**EXERCISE AIM**
Copy each line that has the string "detail" somewhere in it.

--- BEGIN RECORDS ---

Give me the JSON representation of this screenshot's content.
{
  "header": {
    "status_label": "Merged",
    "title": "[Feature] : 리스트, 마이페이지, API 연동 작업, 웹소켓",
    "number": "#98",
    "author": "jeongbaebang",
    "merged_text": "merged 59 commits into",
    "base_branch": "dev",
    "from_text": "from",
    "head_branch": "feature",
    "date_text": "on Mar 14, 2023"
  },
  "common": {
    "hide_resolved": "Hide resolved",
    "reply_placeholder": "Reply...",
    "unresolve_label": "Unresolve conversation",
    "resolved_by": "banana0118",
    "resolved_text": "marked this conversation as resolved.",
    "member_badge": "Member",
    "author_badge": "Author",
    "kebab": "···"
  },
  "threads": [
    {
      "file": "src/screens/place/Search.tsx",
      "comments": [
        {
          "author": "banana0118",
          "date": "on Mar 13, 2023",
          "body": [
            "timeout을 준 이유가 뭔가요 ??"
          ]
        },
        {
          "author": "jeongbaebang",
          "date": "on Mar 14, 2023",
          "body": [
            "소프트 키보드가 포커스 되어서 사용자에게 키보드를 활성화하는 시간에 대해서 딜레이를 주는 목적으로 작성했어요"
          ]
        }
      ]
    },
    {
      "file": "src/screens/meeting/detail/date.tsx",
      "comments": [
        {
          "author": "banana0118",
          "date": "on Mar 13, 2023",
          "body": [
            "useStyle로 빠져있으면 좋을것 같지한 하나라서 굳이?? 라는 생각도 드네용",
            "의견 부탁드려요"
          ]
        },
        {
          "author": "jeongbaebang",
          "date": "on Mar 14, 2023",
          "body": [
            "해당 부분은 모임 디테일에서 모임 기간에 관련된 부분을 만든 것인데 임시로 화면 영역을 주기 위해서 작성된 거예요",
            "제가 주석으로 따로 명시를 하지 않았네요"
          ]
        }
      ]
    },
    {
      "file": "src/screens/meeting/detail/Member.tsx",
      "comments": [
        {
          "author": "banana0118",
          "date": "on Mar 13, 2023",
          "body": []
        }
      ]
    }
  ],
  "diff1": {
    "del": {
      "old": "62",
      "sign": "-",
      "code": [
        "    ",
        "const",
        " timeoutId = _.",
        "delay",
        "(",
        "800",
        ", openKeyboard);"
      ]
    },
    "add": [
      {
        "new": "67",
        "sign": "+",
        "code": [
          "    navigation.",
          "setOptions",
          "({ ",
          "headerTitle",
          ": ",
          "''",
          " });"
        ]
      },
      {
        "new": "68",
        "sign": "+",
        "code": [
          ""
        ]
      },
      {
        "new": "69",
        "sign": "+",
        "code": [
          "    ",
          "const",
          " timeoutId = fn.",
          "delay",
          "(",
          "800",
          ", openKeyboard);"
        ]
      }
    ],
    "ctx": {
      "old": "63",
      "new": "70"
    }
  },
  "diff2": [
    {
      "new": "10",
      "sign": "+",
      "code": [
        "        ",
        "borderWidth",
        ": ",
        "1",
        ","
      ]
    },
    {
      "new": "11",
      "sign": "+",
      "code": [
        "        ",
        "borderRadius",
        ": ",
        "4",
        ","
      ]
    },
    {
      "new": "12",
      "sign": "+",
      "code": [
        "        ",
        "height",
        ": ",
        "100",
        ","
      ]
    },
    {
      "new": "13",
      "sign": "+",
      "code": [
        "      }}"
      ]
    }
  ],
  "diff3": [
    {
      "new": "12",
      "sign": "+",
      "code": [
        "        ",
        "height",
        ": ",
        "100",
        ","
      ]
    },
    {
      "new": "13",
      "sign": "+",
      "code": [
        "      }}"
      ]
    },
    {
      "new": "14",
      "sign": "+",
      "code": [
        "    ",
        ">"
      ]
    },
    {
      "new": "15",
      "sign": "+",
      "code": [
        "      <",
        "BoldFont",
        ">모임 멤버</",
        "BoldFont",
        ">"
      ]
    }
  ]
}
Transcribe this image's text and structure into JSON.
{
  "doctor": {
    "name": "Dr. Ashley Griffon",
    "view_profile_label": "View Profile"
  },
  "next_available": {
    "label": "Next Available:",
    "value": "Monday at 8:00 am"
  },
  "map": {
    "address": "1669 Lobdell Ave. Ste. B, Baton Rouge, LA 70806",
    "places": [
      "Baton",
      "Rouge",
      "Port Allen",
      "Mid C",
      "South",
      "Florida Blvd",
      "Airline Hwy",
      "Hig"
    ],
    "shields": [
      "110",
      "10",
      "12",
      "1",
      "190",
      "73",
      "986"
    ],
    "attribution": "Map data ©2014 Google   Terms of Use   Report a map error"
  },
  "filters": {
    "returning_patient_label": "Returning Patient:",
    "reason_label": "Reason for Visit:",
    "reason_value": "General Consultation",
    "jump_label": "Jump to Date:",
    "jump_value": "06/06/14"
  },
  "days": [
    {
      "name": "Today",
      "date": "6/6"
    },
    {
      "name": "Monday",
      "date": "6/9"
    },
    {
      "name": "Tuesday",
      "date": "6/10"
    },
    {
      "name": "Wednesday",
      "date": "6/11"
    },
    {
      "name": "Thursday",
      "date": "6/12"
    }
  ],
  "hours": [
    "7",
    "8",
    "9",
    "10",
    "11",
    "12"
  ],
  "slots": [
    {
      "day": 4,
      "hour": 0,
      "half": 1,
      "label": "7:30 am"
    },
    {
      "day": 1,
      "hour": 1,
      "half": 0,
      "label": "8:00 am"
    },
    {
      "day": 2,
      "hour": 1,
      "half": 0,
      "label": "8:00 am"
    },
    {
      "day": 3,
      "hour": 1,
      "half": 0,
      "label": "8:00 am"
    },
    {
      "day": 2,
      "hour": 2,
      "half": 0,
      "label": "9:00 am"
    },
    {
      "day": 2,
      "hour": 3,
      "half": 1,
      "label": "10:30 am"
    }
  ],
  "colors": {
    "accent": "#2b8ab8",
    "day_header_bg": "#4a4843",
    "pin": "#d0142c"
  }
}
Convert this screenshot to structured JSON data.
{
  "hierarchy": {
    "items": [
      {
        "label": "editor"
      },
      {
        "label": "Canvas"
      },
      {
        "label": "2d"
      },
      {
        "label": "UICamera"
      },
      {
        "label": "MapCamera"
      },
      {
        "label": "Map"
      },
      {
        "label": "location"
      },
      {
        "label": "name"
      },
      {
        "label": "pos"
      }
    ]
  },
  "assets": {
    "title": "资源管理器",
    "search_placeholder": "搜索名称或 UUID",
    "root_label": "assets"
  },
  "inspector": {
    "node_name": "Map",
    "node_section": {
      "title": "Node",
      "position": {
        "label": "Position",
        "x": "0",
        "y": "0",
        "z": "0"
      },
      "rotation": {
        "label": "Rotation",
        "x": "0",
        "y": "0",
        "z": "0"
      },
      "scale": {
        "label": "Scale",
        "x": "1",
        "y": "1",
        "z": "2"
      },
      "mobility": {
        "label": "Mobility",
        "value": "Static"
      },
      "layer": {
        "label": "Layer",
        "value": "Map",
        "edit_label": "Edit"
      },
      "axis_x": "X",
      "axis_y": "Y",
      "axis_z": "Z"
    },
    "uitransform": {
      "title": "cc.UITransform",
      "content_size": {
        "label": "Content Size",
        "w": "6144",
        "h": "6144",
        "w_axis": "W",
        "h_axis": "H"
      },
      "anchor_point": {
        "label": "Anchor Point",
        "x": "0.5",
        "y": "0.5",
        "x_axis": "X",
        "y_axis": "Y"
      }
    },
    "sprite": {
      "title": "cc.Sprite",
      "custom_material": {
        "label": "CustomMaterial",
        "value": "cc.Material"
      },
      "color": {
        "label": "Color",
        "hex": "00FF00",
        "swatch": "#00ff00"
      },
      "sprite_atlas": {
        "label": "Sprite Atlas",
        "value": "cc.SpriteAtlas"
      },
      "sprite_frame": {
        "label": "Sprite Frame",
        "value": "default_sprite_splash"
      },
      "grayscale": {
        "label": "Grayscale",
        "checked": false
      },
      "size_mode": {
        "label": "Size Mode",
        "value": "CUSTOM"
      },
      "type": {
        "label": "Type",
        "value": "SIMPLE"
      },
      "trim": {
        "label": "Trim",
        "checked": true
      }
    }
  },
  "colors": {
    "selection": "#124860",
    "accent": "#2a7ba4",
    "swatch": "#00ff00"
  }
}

--- END RECORDS ---

**RESULT OF THE TASK**
      "file": "src/screens/meeting/detail/date.tsx",
      "file": "src/screens/meeting/detail/Member.tsx",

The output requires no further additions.